**Written problem:**
Repeat each record exactly as written, and drop any images.

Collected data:
○ ○ ○ ○

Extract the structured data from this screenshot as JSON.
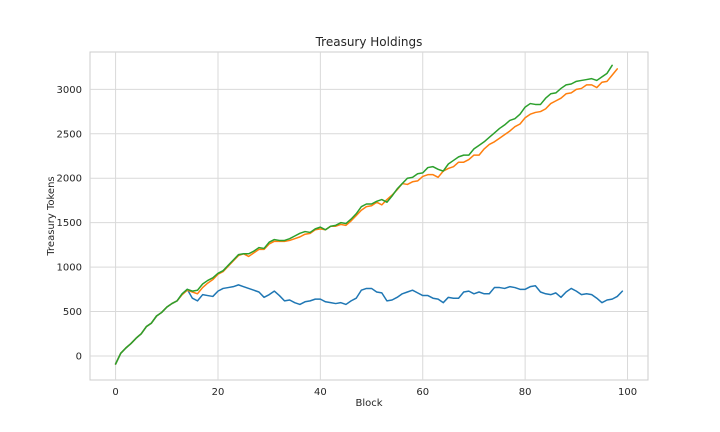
{
  "chart_data": {
    "type": "line",
    "title": "Treasury Holdings",
    "xlabel": "Block",
    "ylabel": "Treasury Tokens",
    "xlim": [
      -5,
      104
    ],
    "ylim": [
      -270,
      3420
    ],
    "xticks": [
      0,
      20,
      40,
      60,
      80,
      100
    ],
    "yticks": [
      0,
      500,
      1000,
      1500,
      2000,
      2500,
      3000
    ],
    "grid": true,
    "legend": "none",
    "series": [
      {
        "color": "#1f77b4",
        "x_start": 0,
        "values": [
          -90,
          30,
          90,
          140,
          200,
          250,
          330,
          370,
          450,
          490,
          550,
          590,
          620,
          700,
          750,
          650,
          620,
          690,
          680,
          670,
          730,
          760,
          770,
          780,
          800,
          780,
          760,
          740,
          720,
          660,
          690,
          730,
          680,
          620,
          630,
          600,
          580,
          610,
          620,
          640,
          640,
          610,
          600,
          590,
          600,
          580,
          620,
          650,
          740,
          760,
          760,
          720,
          710,
          620,
          630,
          660,
          700,
          720,
          740,
          710,
          680,
          680,
          650,
          640,
          600,
          660,
          650,
          650,
          720,
          730,
          700,
          720,
          700,
          700,
          770,
          770,
          760,
          780,
          770,
          750,
          750,
          780,
          790,
          720,
          700,
          690,
          710,
          660,
          720,
          760,
          730,
          690,
          700,
          690,
          650,
          600,
          630,
          640,
          670,
          730
        ]
      },
      {
        "color": "#ff7f0e",
        "x_start": 0,
        "values": [
          -90,
          30,
          90,
          140,
          200,
          250,
          330,
          370,
          450,
          490,
          550,
          590,
          620,
          690,
          740,
          720,
          700,
          770,
          820,
          860,
          920,
          950,
          1010,
          1070,
          1130,
          1150,
          1120,
          1160,
          1200,
          1200,
          1260,
          1290,
          1290,
          1290,
          1300,
          1320,
          1340,
          1370,
          1380,
          1420,
          1430,
          1420,
          1460,
          1460,
          1480,
          1470,
          1520,
          1580,
          1640,
          1680,
          1690,
          1730,
          1700,
          1760,
          1810,
          1870,
          1940,
          1930,
          1960,
          1970,
          2020,
          2040,
          2040,
          2010,
          2080,
          2110,
          2130,
          2180,
          2180,
          2210,
          2260,
          2260,
          2330,
          2380,
          2410,
          2450,
          2490,
          2530,
          2580,
          2610,
          2680,
          2720,
          2740,
          2750,
          2780,
          2840,
          2870,
          2900,
          2950,
          2960,
          3000,
          3010,
          3050,
          3050,
          3020,
          3080,
          3090,
          3160,
          3230
        ]
      },
      {
        "color": "#2ca02c",
        "x_start": 0,
        "values": [
          -90,
          30,
          90,
          140,
          200,
          250,
          330,
          370,
          450,
          490,
          550,
          590,
          620,
          700,
          750,
          730,
          740,
          810,
          850,
          880,
          930,
          960,
          1020,
          1080,
          1140,
          1150,
          1150,
          1180,
          1220,
          1210,
          1280,
          1310,
          1300,
          1300,
          1320,
          1350,
          1380,
          1400,
          1390,
          1430,
          1450,
          1420,
          1460,
          1470,
          1500,
          1490,
          1540,
          1600,
          1680,
          1710,
          1710,
          1740,
          1760,
          1730,
          1800,
          1880,
          1940,
          2000,
          2010,
          2050,
          2060,
          2120,
          2130,
          2100,
          2080,
          2160,
          2200,
          2240,
          2260,
          2260,
          2330,
          2370,
          2410,
          2460,
          2510,
          2560,
          2600,
          2650,
          2670,
          2720,
          2800,
          2840,
          2830,
          2830,
          2900,
          2950,
          2960,
          3010,
          3050,
          3060,
          3090,
          3100,
          3110,
          3120,
          3100,
          3140,
          3180,
          3270
        ]
      }
    ]
  }
}
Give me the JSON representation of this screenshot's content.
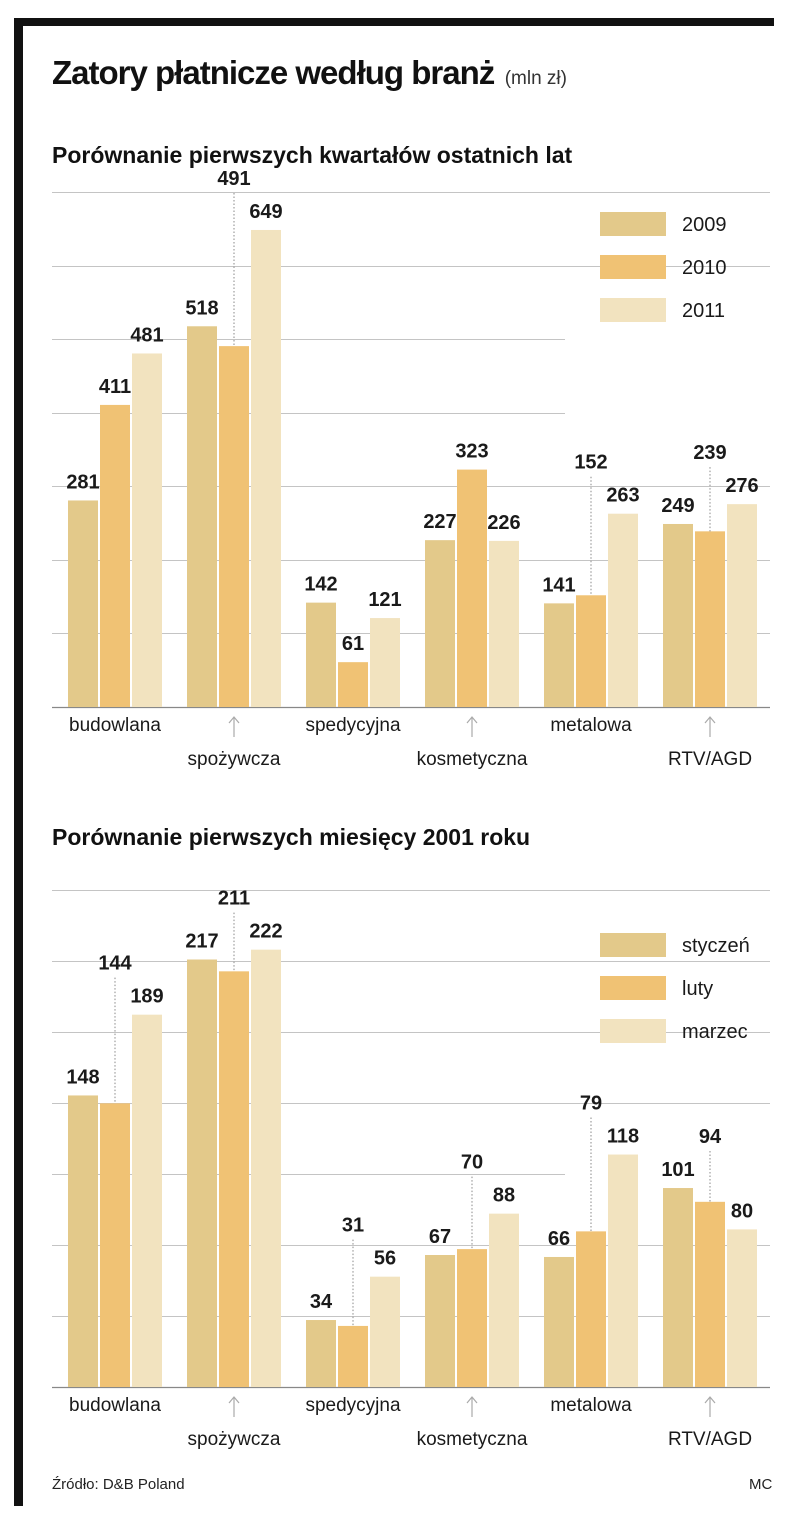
{
  "header": {
    "title": "Zatory płatnicze według branż",
    "units": "(mln zł)"
  },
  "colors": {
    "series1": "#e3c98a",
    "series2": "#f0c274",
    "series3": "#f2e3bf",
    "grid": "#b0b0b0",
    "frame": "#111111"
  },
  "chart_data": [
    {
      "type": "bar",
      "title": "Porównanie pierwszych kwartałów ostatnich lat",
      "categories": [
        "budowlana",
        "spożywcza",
        "spedycyjna",
        "kosmetyczna",
        "metalowa",
        "RTV/AGD"
      ],
      "series": [
        {
          "name": "2009",
          "values": [
            281,
            518,
            142,
            227,
            141,
            249
          ]
        },
        {
          "name": "2010",
          "values": [
            411,
            491,
            61,
            323,
            152,
            239
          ]
        },
        {
          "name": "2011",
          "values": [
            481,
            649,
            121,
            226,
            263,
            276
          ]
        }
      ],
      "ylim": [
        0,
        700
      ],
      "grid": true,
      "legend": "top-right"
    },
    {
      "type": "bar",
      "title": "Porównanie pierwszych miesięcy 2001 roku",
      "categories": [
        "budowlana",
        "spożywcza",
        "spedycyjna",
        "kosmetyczna",
        "metalowa",
        "RTV/AGD"
      ],
      "series": [
        {
          "name": "styczeń",
          "values": [
            148,
            217,
            34,
            67,
            66,
            101
          ]
        },
        {
          "name": "luty",
          "values": [
            144,
            211,
            31,
            70,
            79,
            94
          ]
        },
        {
          "name": "marzec",
          "values": [
            189,
            222,
            56,
            88,
            118,
            80
          ]
        }
      ],
      "ylim": [
        0,
        250
      ],
      "grid": true,
      "legend": "top-right"
    }
  ],
  "footer": {
    "source": "Źródło: D&B Poland",
    "credit": "MC"
  }
}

○ ○ ○ ○

**Output below:**
Extract the structured data from this screenshot as JSON.
{
  "chart_data": {
    "type": "line",
    "title": "Treasury Holdings",
    "xlabel": "Block",
    "ylabel": "Treasury Tokens",
    "xlim": [
      -5,
      104
    ],
    "ylim": [
      -270,
      3420
    ],
    "xticks": [
      0,
      20,
      40,
      60,
      80,
      100
    ],
    "yticks": [
      0,
      500,
      1000,
      1500,
      2000,
      2500,
      3000
    ],
    "grid": true,
    "legend": "none",
    "series": [
      {
        "color": "#1f77b4",
        "x_start": 0,
        "values": [
          -90,
          30,
          90,
          140,
          200,
          250,
          330,
          370,
          450,
          490,
          550,
          590,
          620,
          700,
          750,
          650,
          620,
          690,
          680,
          670,
          730,
          760,
          770,
          780,
          800,
          780,
          760,
          740,
          720,
          660,
          690,
          730,
          680,
          620,
          630,
          600,
          580,
          610,
          620,
          640,
          640,
          610,
          600,
          590,
          600,
          580,
          620,
          650,
          740,
          760,
          760,
          720,
          710,
          620,
          630,
          660,
          700,
          720,
          740,
          710,
          680,
          680,
          650,
          640,
          600,
          660,
          650,
          650,
          720,
          730,
          700,
          720,
          700,
          700,
          770,
          770,
          760,
          780,
          770,
          750,
          750,
          780,
          790,
          720,
          700,
          690,
          710,
          660,
          720,
          760,
          730,
          690,
          700,
          690,
          650,
          600,
          630,
          640,
          670,
          730
        ]
      },
      {
        "color": "#ff7f0e",
        "x_start": 0,
        "values": [
          -90,
          30,
          90,
          140,
          200,
          250,
          330,
          370,
          450,
          490,
          550,
          590,
          620,
          690,
          740,
          720,
          700,
          770,
          820,
          860,
          920,
          950,
          1010,
          1070,
          1130,
          1150,
          1120,
          1160,
          1200,
          1200,
          1260,
          1290,
          1290,
          1290,
          1300,
          1320,
          1340,
          1370,
          1380,
          1420,
          1430,
          1420,
          1460,
          1460,
          1480,
          1470,
          1520,
          1580,
          1640,
          1680,
          1690,
          1730,
          1700,
          1760,
          1810,
          1870,
          1940,
          1930,
          1960,
          1970,
          2020,
          2040,
          2040,
          2010,
          2080,
          2110,
          2130,
          2180,
          2180,
          2210,
          2260,
          2260,
          2330,
          2380,
          2410,
          2450,
          2490,
          2530,
          2580,
          2610,
          2680,
          2720,
          2740,
          2750,
          2780,
          2840,
          2870,
          2900,
          2950,
          2960,
          3000,
          3010,
          3050,
          3050,
          3020,
          3080,
          3090,
          3160,
          3230
        ]
      },
      {
        "color": "#2ca02c",
        "x_start": 0,
        "values": [
          -90,
          30,
          90,
          140,
          200,
          250,
          330,
          370,
          450,
          490,
          550,
          590,
          620,
          700,
          750,
          730,
          740,
          810,
          850,
          880,
          930,
          960,
          1020,
          1080,
          1140,
          1150,
          1150,
          1180,
          1220,
          1210,
          1280,
          1310,
          1300,
          1300,
          1320,
          1350,
          1380,
          1400,
          1390,
          1430,
          1450,
          1420,
          1460,
          1470,
          1500,
          1490,
          1540,
          1600,
          1680,
          1710,
          1710,
          1740,
          1760,
          1730,
          1800,
          1880,
          1940,
          2000,
          2010,
          2050,
          2060,
          2120,
          2130,
          2100,
          2080,
          2160,
          2200,
          2240,
          2260,
          2260,
          2330,
          2370,
          2410,
          2460,
          2510,
          2560,
          2600,
          2650,
          2670,
          2720,
          2800,
          2840,
          2830,
          2830,
          2900,
          2950,
          2960,
          3010,
          3050,
          3060,
          3090,
          3100,
          3110,
          3120,
          3100,
          3140,
          3180,
          3270
        ]
      }
    ]
  }
}
Give me the JSON representation of this screenshot's content.
{
  "header": {
    "title": "Zatory płatnicze według branż",
    "units": "(mln zł)"
  },
  "colors": {
    "series1": "#e3c98a",
    "series2": "#f0c274",
    "series3": "#f2e3bf",
    "grid": "#b0b0b0",
    "frame": "#111111"
  },
  "chart_data": [
    {
      "type": "bar",
      "title": "Porównanie pierwszych kwartałów ostatnich lat",
      "categories": [
        "budowlana",
        "spożywcza",
        "spedycyjna",
        "kosmetyczna",
        "metalowa",
        "RTV/AGD"
      ],
      "series": [
        {
          "name": "2009",
          "values": [
            281,
            518,
            142,
            227,
            141,
            249
          ]
        },
        {
          "name": "2010",
          "values": [
            411,
            491,
            61,
            323,
            152,
            239
          ]
        },
        {
          "name": "2011",
          "values": [
            481,
            649,
            121,
            226,
            263,
            276
          ]
        }
      ],
      "ylim": [
        0,
        700
      ],
      "grid": true,
      "legend": "top-right"
    },
    {
      "type": "bar",
      "title": "Porównanie pierwszych miesięcy 2001 roku",
      "categories": [
        "budowlana",
        "spożywcza",
        "spedycyjna",
        "kosmetyczna",
        "metalowa",
        "RTV/AGD"
      ],
      "series": [
        {
          "name": "styczeń",
          "values": [
            148,
            217,
            34,
            67,
            66,
            101
          ]
        },
        {
          "name": "luty",
          "values": [
            144,
            211,
            31,
            70,
            79,
            94
          ]
        },
        {
          "name": "marzec",
          "values": [
            189,
            222,
            56,
            88,
            118,
            80
          ]
        }
      ],
      "ylim": [
        0,
        250
      ],
      "grid": true,
      "legend": "top-right"
    }
  ],
  "footer": {
    "source": "Źródło: D&B Poland",
    "credit": "MC"
  }
}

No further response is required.